### [WHAT TO WORK ON]
1. Copy out the forum posts on weight loss and friends between "But if you really" and "choices around me.", inclusive.
2. In the forum posts on weight loss and friends, why are some of the writer's friends starting to avoid the writer?
3. Continue the forum posts on weight loss and friends from where they stop.

But if you really feel like you need to talk to your friends about your weight loss then tell them that. Explain what it's like, what it takes, why it's hard, what you need from them, etc!
I talk about weight loss all the time with just about everyone I'm close to. It's a huge part of my life and when people ask me how things have been weight loss is bound to come up. My best friend is trying to lose weight as well so we talk about food and fitness often. I am starting to feel like people are sick of it though, and they do seem to feel guilty when they are making poor food choices around me.
I also have friends that are starting to avoid me because we used to go out to eat all te time and now I don't want to eat out as much. Sometimes I do wish I had people around me that were more into fitness so i at least had someone to go to the gym with.
I have alot of people around me who "try" to lose weight/ think they need to lose weight;however, very few who are making attempts or seeing progress. We are girls so often we'll make self deprecating remarks and everyone joins in. I am actively trying; however, I never really have "talks" with people about it. I talkto my boyfriend who is 6'2'' and 21O. He always says he wants to get back in shape and he's so flabby and blahblahblah. And how he feels liek he needs to lose weight because I'm in such good shape and he gets weird when I say I want to lose another 15ish pounds. He knows though about my struggle with weight and he's always like, I'm sure you're making it worse than it is. I don't know. He like hates his body more than I hate mine and its strange. I just don't know what to do. So, yes and no.

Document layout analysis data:
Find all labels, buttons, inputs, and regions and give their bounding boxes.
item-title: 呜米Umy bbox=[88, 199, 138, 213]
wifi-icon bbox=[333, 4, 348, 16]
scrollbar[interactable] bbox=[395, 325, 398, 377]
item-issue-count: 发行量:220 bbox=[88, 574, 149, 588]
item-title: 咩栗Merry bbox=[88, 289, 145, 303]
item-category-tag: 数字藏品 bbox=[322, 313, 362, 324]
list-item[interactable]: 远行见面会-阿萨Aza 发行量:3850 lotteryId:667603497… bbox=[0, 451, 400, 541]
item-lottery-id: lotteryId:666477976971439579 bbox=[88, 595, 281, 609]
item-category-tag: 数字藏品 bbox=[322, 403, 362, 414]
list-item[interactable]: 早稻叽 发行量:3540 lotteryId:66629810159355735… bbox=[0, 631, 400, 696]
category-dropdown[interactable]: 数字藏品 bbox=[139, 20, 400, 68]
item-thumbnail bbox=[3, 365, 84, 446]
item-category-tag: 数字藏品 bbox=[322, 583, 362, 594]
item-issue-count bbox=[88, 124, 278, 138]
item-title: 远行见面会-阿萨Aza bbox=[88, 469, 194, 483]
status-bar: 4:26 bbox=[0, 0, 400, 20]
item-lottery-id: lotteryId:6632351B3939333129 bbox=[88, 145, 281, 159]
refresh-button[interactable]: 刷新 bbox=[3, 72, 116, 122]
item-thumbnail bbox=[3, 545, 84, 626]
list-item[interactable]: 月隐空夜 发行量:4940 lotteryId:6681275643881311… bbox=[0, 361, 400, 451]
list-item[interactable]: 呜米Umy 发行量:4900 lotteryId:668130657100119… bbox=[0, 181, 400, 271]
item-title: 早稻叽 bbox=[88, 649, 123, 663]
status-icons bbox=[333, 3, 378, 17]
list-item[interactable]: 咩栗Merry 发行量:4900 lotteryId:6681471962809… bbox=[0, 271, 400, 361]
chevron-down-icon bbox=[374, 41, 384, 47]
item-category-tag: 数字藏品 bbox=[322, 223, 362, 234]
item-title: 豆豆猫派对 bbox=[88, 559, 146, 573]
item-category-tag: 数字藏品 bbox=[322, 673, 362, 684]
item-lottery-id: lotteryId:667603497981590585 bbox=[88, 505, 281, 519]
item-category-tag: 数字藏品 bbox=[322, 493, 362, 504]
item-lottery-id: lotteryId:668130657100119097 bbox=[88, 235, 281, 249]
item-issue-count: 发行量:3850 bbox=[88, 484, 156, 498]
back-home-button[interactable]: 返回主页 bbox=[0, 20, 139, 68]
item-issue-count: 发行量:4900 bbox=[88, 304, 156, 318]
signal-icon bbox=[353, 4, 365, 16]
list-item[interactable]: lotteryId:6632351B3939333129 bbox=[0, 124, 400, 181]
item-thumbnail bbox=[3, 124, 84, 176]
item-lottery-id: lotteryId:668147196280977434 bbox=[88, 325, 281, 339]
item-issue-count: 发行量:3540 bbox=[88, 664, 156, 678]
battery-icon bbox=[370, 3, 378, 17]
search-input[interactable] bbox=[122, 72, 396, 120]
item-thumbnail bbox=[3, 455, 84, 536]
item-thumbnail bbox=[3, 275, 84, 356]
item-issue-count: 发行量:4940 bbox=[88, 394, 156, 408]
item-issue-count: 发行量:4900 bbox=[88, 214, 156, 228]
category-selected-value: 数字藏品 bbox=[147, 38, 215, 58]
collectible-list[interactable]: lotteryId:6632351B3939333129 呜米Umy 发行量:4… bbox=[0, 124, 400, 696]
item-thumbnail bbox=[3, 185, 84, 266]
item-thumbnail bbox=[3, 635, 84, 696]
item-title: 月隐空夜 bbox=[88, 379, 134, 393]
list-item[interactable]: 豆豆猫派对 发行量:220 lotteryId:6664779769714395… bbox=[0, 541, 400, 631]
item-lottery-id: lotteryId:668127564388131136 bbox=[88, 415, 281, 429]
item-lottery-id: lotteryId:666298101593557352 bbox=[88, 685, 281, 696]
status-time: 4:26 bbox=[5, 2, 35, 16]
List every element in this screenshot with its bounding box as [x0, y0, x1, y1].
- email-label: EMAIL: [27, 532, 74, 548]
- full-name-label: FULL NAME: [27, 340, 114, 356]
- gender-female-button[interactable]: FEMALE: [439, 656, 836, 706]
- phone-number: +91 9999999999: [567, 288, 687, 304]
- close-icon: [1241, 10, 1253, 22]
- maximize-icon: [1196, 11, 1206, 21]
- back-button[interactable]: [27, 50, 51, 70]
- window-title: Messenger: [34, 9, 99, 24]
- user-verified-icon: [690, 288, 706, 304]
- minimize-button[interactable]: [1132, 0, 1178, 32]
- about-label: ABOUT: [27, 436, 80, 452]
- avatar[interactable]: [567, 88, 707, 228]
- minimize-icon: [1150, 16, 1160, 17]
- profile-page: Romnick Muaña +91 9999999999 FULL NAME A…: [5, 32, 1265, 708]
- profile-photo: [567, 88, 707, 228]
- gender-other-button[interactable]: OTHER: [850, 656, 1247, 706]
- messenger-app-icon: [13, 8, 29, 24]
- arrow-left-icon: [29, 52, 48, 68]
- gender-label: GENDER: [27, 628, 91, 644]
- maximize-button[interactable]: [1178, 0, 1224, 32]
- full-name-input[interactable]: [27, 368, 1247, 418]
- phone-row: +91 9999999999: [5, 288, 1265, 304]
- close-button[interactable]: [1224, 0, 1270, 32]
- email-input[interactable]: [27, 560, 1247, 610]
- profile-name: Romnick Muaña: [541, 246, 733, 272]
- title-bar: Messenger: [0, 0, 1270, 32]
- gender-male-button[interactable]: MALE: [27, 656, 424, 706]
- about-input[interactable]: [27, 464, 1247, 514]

### [ANSWERS BELOW]
1.
But if you really feel like you need to talk to your friends about your weight loss then tell them that. Explain what it's like, what it takes, why it's hard, what you need from them, etc!
I talk about weight loss all the time with just about everyone I'm close to. It's a huge part of my life and when people ask me how things have been weight loss is bound to come up. My best friend is trying to lose weight as well so we talk about food and fitness often. I am starting to feel like people are sick of it though, and they do seem to feel guilty when they are making poor food choices around me.

2. They used to go out to eat all the time, and now the writer doesn't want to eat out as much.

3.
My mom and some friends back at home are all into weight loss. Most of them have baby weight they are trying to get off. But most of my friends here are not as bad. I have a friend who is a runner and we talk fitness and dieting but she is way skinny (dancers body). And I work at a hospital and everyone gets annoyed when I say I cant eat this or I pull out my hummus and carrots because they all think Im crazy for even thinking I need to lose weight. I tell them I know where my body needs to be and Im gonna get it there...haha!! But yes it would be nice to have someone physically there to chat with and compare notes with when it comes to something this important.
I feel that way. I'm surrounded by family members that are either overweight or obese, with diabetes and high blood pressure and nobody is doing anything about it. My house is stocked with cookies, ice cream, frozen fries and chicken nuggets, microwave burritos, sugary cereals, ramen noodles in a cup (something I love), etc. There is never any fresh fruit, very few vegetables, etc. Temptation is all around me.
Work is my only escape from such bad food until a new girl showed up at work and I befriended her. Said "friend" used to weigh a little more than 300 lbs and got down to the 180s. That's wonderful for her but she started sabotaging me when she lost the motivation to lose her remaining weight. Now that she's gone, work, once more, is my haven for avoiding junk food.
I'm hoping once I get the ball rolling and lose weight that my family members will see and understand that they should try to eat better themselves. But I seriously doubt it.